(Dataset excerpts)

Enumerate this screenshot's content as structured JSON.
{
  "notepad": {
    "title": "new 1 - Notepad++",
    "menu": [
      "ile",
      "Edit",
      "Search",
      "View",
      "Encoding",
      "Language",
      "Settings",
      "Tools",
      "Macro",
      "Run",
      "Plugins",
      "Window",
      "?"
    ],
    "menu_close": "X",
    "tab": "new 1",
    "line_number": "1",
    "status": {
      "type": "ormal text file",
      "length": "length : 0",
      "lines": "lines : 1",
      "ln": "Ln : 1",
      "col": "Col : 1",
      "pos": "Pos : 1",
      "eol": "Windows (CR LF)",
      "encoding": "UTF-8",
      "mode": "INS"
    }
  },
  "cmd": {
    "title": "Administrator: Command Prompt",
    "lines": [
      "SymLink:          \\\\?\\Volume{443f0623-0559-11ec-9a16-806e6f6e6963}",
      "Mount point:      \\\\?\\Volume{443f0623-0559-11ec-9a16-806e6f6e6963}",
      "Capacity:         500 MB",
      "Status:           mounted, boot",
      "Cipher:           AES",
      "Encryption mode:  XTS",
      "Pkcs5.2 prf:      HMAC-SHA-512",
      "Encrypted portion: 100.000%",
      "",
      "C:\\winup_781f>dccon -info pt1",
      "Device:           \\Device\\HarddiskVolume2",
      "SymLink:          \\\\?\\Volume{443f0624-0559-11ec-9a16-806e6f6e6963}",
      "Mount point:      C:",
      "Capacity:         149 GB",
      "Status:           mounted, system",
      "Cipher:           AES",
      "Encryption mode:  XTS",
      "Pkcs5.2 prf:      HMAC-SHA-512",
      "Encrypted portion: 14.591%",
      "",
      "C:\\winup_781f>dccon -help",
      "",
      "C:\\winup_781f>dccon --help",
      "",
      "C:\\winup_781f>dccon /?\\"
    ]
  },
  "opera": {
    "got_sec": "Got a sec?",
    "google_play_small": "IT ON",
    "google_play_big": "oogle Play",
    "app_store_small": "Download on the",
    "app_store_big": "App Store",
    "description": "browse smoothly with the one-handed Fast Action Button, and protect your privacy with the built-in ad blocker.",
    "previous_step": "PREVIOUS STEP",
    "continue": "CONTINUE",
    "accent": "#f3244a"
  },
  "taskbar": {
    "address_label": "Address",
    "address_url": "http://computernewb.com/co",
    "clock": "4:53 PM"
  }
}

> **Directions for this task**
Return, from the data, each line that has the word "help" in it.

> **Solved problem**
      "C:\\winup_781f>dccon -help",
      "C:\\winup_781f>dccon --help",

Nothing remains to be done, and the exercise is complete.